Required task:
All of the records below should be output exactly.
■ ■ ■ ■ ■
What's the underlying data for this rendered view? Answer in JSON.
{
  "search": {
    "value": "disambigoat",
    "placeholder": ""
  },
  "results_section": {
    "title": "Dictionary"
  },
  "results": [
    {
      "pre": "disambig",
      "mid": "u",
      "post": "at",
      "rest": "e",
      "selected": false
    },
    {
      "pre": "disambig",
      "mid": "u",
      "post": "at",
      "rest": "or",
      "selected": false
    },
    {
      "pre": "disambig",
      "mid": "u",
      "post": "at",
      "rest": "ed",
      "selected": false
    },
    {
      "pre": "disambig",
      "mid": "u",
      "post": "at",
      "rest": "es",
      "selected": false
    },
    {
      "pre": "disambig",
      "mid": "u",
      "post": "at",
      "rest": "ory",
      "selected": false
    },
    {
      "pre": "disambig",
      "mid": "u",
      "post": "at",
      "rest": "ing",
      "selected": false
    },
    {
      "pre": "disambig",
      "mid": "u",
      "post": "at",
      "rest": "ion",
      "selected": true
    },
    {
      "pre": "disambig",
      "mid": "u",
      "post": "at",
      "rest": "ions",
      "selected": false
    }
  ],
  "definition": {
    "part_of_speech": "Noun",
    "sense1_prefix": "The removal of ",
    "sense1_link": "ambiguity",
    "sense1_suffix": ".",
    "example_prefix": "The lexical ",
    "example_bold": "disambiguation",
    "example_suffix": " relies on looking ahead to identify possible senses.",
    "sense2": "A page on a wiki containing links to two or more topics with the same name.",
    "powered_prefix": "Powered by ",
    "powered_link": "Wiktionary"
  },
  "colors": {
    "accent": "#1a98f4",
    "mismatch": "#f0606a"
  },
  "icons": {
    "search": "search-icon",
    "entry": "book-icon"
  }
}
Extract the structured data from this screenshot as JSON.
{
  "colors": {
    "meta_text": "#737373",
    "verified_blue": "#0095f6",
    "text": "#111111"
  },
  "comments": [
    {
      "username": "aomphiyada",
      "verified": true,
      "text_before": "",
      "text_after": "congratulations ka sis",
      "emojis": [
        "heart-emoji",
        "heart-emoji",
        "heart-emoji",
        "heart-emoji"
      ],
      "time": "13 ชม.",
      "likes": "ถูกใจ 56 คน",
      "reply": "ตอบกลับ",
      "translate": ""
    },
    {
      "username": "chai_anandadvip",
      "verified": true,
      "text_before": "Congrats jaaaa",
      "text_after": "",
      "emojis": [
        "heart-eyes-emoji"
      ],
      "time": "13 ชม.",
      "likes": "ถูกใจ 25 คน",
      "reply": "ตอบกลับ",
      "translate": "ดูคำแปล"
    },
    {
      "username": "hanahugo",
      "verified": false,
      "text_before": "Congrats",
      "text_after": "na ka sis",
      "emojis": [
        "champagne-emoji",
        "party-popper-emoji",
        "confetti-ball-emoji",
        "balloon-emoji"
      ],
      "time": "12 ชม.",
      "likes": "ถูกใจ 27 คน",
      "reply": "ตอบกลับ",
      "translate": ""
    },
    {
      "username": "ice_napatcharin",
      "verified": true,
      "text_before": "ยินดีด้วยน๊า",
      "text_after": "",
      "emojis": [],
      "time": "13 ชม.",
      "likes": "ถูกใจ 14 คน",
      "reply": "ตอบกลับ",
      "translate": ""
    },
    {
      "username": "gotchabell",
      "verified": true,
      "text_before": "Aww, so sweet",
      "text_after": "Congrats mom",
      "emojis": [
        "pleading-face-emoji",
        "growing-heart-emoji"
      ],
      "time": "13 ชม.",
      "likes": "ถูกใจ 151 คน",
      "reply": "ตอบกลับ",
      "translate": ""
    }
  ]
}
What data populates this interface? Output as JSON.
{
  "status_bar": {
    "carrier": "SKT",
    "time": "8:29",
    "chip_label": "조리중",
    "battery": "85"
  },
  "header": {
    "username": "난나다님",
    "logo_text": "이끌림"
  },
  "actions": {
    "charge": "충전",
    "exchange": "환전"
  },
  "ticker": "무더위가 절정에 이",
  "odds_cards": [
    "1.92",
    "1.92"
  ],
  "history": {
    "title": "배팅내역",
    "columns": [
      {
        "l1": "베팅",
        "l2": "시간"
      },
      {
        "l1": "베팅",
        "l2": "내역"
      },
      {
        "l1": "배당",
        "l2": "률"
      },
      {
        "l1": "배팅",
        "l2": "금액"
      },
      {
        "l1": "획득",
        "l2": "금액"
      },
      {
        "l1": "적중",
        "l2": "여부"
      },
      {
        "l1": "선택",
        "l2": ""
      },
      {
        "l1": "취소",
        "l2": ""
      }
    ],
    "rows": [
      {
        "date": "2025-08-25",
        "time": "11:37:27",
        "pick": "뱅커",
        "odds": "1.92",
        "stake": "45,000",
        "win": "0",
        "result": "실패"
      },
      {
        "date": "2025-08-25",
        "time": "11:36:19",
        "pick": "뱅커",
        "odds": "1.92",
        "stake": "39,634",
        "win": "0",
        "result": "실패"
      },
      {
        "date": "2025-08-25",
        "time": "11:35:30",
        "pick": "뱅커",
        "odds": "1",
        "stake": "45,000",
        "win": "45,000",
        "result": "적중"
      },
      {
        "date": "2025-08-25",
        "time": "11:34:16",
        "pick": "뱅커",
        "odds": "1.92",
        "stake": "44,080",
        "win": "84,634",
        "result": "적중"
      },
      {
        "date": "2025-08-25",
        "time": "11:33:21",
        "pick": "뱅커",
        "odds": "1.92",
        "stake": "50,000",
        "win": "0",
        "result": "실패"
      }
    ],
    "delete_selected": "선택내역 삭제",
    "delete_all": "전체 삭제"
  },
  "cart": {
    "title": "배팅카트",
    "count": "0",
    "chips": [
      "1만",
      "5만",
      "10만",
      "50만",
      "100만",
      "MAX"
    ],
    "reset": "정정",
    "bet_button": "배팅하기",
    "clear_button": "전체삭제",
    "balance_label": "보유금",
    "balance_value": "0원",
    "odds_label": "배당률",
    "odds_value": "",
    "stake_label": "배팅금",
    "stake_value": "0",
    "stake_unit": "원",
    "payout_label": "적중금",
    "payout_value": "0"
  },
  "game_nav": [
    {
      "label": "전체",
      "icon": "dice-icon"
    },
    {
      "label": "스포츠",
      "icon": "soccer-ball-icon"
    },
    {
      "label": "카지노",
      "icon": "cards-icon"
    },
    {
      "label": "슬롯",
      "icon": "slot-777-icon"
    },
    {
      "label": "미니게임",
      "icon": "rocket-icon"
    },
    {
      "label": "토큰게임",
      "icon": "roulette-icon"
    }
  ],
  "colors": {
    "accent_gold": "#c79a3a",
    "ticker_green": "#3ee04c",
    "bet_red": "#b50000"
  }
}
■ ■ ■ ■ ■
Solution:
What's the underlying data for this rendered view? Answer in JSON.
{
  "search": {
    "value": "disambigoat",
    "placeholder": ""
  },
  "results_section": {
    "title": "Dictionary"
  },
  "results": [
    {
      "pre": "disambig",
      "mid": "u",
      "post": "at",
      "rest": "e",
      "selected": false
    },
    {
      "pre": "disambig",
      "mid": "u",
      "post": "at",
      "rest": "or",
      "selected": false
    },
    {
      "pre": "disambig",
      "mid": "u",
      "post": "at",
      "rest": "ed",
      "selected": false
    },
    {
      "pre": "disambig",
      "mid": "u",
      "post": "at",
      "rest": "es",
      "selected": false
    },
    {
      "pre": "disambig",
      "mid": "u",
      "post": "at",
      "rest": "ory",
      "selected": false
    },
    {
      "pre": "disambig",
      "mid": "u",
      "post": "at",
      "rest": "ing",
      "selected": false
    },
    {
      "pre": "disambig",
      "mid": "u",
      "post": "at",
      "rest": "ion",
      "selected": true
    },
    {
      "pre": "disambig",
      "mid": "u",
      "post": "at",
      "rest": "ions",
      "selected": false
    }
  ],
  "definition": {
    "part_of_speech": "Noun",
    "sense1_prefix": "The removal of ",
    "sense1_link": "ambiguity",
    "sense1_suffix": ".",
    "example_prefix": "The lexical ",
    "example_bold": "disambiguation",
    "example_suffix": " relies on looking ahead to identify possible senses.",
    "sense2": "A page on a wiki containing links to two or more topics with the same name.",
    "powered_prefix": "Powered by ",
    "powered_link": "Wiktionary"
  },
  "colors": {
    "accent": "#1a98f4",
    "mismatch": "#f0606a"
  },
  "icons": {
    "search": "search-icon",
    "entry": "book-icon"
  }
}
Extract the structured data from this screenshot as JSON.
{
  "colors": {
    "meta_text": "#737373",
    "verified_blue": "#0095f6",
    "text": "#111111"
  },
  "comments": [
    {
      "username": "aomphiyada",
      "verified": true,
      "text_before": "",
      "text_after": "congratulations ka sis",
      "emojis": [
        "heart-emoji",
        "heart-emoji",
        "heart-emoji",
        "heart-emoji"
      ],
      "time": "13 ชม.",
      "likes": "ถูกใจ 56 คน",
      "reply": "ตอบกลับ",
      "translate": ""
    },
    {
      "username": "chai_anandadvip",
      "verified": true,
      "text_before": "Congrats jaaaa",
      "text_after": "",
      "emojis": [
        "heart-eyes-emoji"
      ],
      "time": "13 ชม.",
      "likes": "ถูกใจ 25 คน",
      "reply": "ตอบกลับ",
      "translate": "ดูคำแปล"
    },
    {
      "username": "hanahugo",
      "verified": false,
      "text_before": "Congrats",
      "text_after": "na ka sis",
      "emojis": [
        "champagne-emoji",
        "party-popper-emoji",
        "confetti-ball-emoji",
        "balloon-emoji"
      ],
      "time": "12 ชม.",
      "likes": "ถูกใจ 27 คน",
      "reply": "ตอบกลับ",
      "translate": ""
    },
    {
      "username": "ice_napatcharin",
      "verified": true,
      "text_before": "ยินดีด้วยน๊า",
      "text_after": "",
      "emojis": [],
      "time": "13 ชม.",
      "likes": "ถูกใจ 14 คน",
      "reply": "ตอบกลับ",
      "translate": ""
    },
    {
      "username": "gotchabell",
      "verified": true,
      "text_before": "Aww, so sweet",
      "text_after": "Congrats mom",
      "emojis": [
        "pleading-face-emoji",
        "growing-heart-emoji"
      ],
      "time": "13 ชม.",
      "likes": "ถูกใจ 151 คน",
      "reply": "ตอบกลับ",
      "translate": ""
    }
  ]
}
What data populates this interface? Output as JSON.
{
  "status_bar": {
    "carrier": "SKT",
    "time": "8:29",
    "chip_label": "조리중",
    "battery": "85"
  },
  "header": {
    "username": "난나다님",
    "logo_text": "이끌림"
  },
  "actions": {
    "charge": "충전",
    "exchange": "환전"
  },
  "ticker": "무더위가 절정에 이",
  "odds_cards": [
    "1.92",
    "1.92"
  ],
  "history": {
    "title": "배팅내역",
    "columns": [
      {
        "l1": "베팅",
        "l2": "시간"
      },
      {
        "l1": "베팅",
        "l2": "내역"
      },
      {
        "l1": "배당",
        "l2": "률"
      },
      {
        "l1": "배팅",
        "l2": "금액"
      },
      {
        "l1": "획득",
        "l2": "금액"
      },
      {
        "l1": "적중",
        "l2": "여부"
      },
      {
        "l1": "선택",
        "l2": ""
      },
      {
        "l1": "취소",
        "l2": ""
      }
    ],
    "rows": [
      {
        "date": "2025-08-25",
        "time": "11:37:27",
        "pick": "뱅커",
        "odds": "1.92",
        "stake": "45,000",
        "win": "0",
        "result": "실패"
      },
      {
        "date": "2025-08-25",
        "time": "11:36:19",
        "pick": "뱅커",
        "odds": "1.92",
        "stake": "39,634",
        "win": "0",
        "result": "실패"
      },
      {
        "date": "2025-08-25",
        "time": "11:35:30",
        "pick": "뱅커",
        "odds": "1",
        "stake": "45,000",
        "win": "45,000",
        "result": "적중"
      },
      {
        "date": "2025-08-25",
        "time": "11:34:16",
        "pick": "뱅커",
        "odds": "1.92",
        "stake": "44,080",
        "win": "84,634",
        "result": "적중"
      },
      {
        "date": "2025-08-25",
        "time": "11:33:21",
        "pick": "뱅커",
        "odds": "1.92",
        "stake": "50,000",
        "win": "0",
        "result": "실패"
      }
    ],
    "delete_selected": "선택내역 삭제",
    "delete_all": "전체 삭제"
  },
  "cart": {
    "title": "배팅카트",
    "count": "0",
    "chips": [
      "1만",
      "5만",
      "10만",
      "50만",
      "100만",
      "MAX"
    ],
    "reset": "정정",
    "bet_button": "배팅하기",
    "clear_button": "전체삭제",
    "balance_label": "보유금",
    "balance_value": "0원",
    "odds_label": "배당률",
    "odds_value": "",
    "stake_label": "배팅금",
    "stake_value": "0",
    "stake_unit": "원",
    "payout_label": "적중금",
    "payout_value": "0"
  },
  "game_nav": [
    {
      "label": "전체",
      "icon": "dice-icon"
    },
    {
      "label": "스포츠",
      "icon": "soccer-ball-icon"
    },
    {
      "label": "카지노",
      "icon": "cards-icon"
    },
    {
      "label": "슬롯",
      "icon": "slot-777-icon"
    },
    {
      "label": "미니게임",
      "icon": "rocket-icon"
    },
    {
      "label": "토큰게임",
      "icon": "roulette-icon"
    }
  ],
  "colors": {
    "accent_gold": "#c79a3a",
    "ticker_green": "#3ee04c",
    "bet_red": "#b50000"
  }
}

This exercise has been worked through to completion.